Required work: Drop the pictures, then extract the listing word for word.

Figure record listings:

____

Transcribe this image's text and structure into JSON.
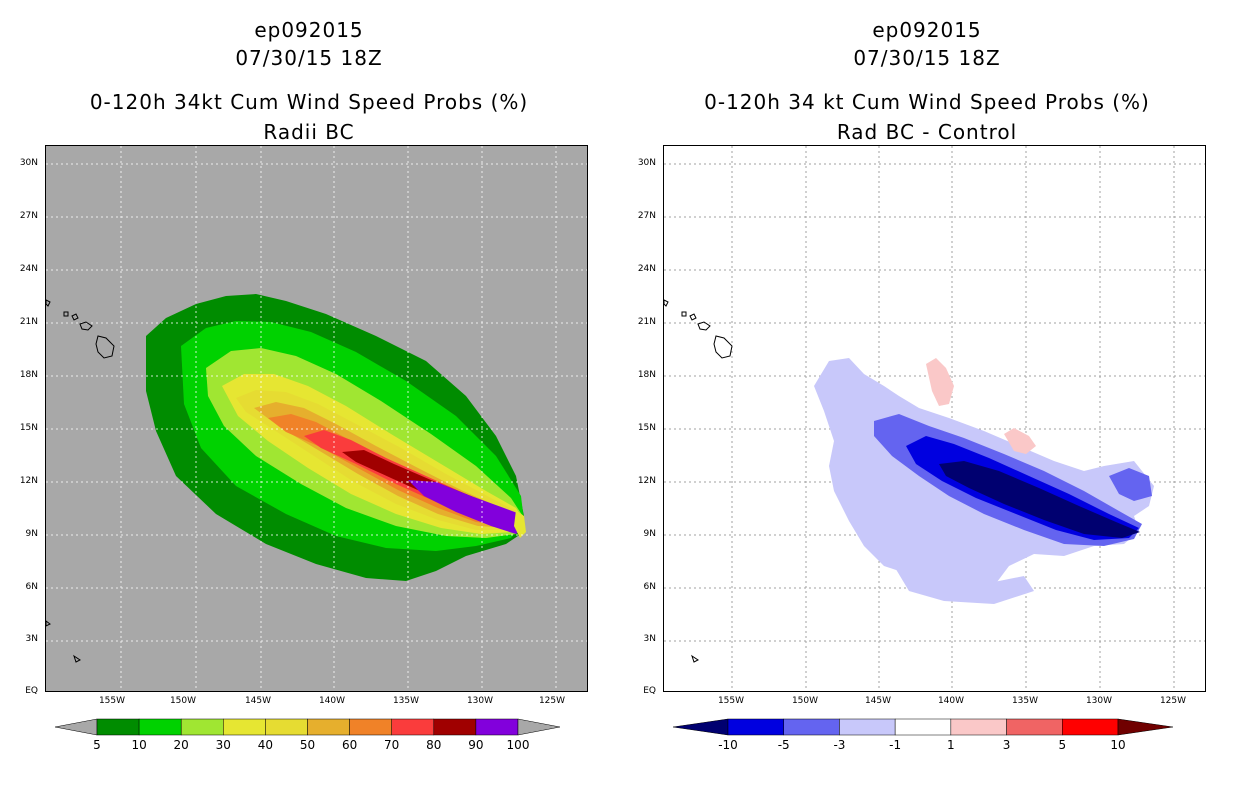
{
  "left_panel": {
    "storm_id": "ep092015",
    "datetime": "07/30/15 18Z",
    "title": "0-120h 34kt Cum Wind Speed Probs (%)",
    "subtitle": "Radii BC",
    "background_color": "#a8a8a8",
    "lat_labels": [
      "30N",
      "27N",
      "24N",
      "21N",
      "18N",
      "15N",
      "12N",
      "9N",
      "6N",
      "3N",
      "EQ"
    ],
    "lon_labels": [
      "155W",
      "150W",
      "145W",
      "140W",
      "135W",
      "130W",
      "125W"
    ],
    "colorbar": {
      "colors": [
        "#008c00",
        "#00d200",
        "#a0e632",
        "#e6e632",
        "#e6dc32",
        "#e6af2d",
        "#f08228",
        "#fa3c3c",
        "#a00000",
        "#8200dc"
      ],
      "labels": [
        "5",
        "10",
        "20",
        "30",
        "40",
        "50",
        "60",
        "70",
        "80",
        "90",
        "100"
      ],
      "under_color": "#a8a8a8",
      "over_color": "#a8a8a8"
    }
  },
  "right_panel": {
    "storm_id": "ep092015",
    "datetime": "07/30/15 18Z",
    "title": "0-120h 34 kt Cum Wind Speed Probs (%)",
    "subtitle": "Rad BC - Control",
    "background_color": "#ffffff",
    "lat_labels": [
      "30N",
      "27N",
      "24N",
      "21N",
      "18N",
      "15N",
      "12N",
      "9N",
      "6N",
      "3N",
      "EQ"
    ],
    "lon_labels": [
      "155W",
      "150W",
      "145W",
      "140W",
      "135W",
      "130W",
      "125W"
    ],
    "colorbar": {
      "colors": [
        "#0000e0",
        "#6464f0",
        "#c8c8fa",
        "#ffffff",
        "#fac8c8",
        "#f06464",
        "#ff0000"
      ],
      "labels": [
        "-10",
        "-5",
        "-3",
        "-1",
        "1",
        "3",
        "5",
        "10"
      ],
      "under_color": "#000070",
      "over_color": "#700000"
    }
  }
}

____

Task output:
Transcribe this image's text and structure into JSON.
{
  "left_panel": {
    "storm_id": "ep092015",
    "datetime": "07/30/15 18Z",
    "title": "0-120h 34kt Cum Wind Speed Probs (%)",
    "subtitle": "Radii BC",
    "background_color": "#a8a8a8",
    "lat_labels": [
      "30N",
      "27N",
      "24N",
      "21N",
      "18N",
      "15N",
      "12N",
      "9N",
      "6N",
      "3N",
      "EQ"
    ],
    "lon_labels": [
      "155W",
      "150W",
      "145W",
      "140W",
      "135W",
      "130W",
      "125W"
    ],
    "colorbar": {
      "colors": [
        "#008c00",
        "#00d200",
        "#a0e632",
        "#e6e632",
        "#e6dc32",
        "#e6af2d",
        "#f08228",
        "#fa3c3c",
        "#a00000",
        "#8200dc"
      ],
      "labels": [
        "5",
        "10",
        "20",
        "30",
        "40",
        "50",
        "60",
        "70",
        "80",
        "90",
        "100"
      ],
      "under_color": "#a8a8a8",
      "over_color": "#a8a8a8"
    }
  },
  "right_panel": {
    "storm_id": "ep092015",
    "datetime": "07/30/15 18Z",
    "title": "0-120h 34 kt Cum Wind Speed Probs (%)",
    "subtitle": "Rad BC - Control",
    "background_color": "#ffffff",
    "lat_labels": [
      "30N",
      "27N",
      "24N",
      "21N",
      "18N",
      "15N",
      "12N",
      "9N",
      "6N",
      "3N",
      "EQ"
    ],
    "lon_labels": [
      "155W",
      "150W",
      "145W",
      "140W",
      "135W",
      "130W",
      "125W"
    ],
    "colorbar": {
      "colors": [
        "#0000e0",
        "#6464f0",
        "#c8c8fa",
        "#ffffff",
        "#fac8c8",
        "#f06464",
        "#ff0000"
      ],
      "labels": [
        "-10",
        "-5",
        "-3",
        "-1",
        "1",
        "3",
        "5",
        "10"
      ],
      "under_color": "#000070",
      "over_color": "#700000"
    }
  }
}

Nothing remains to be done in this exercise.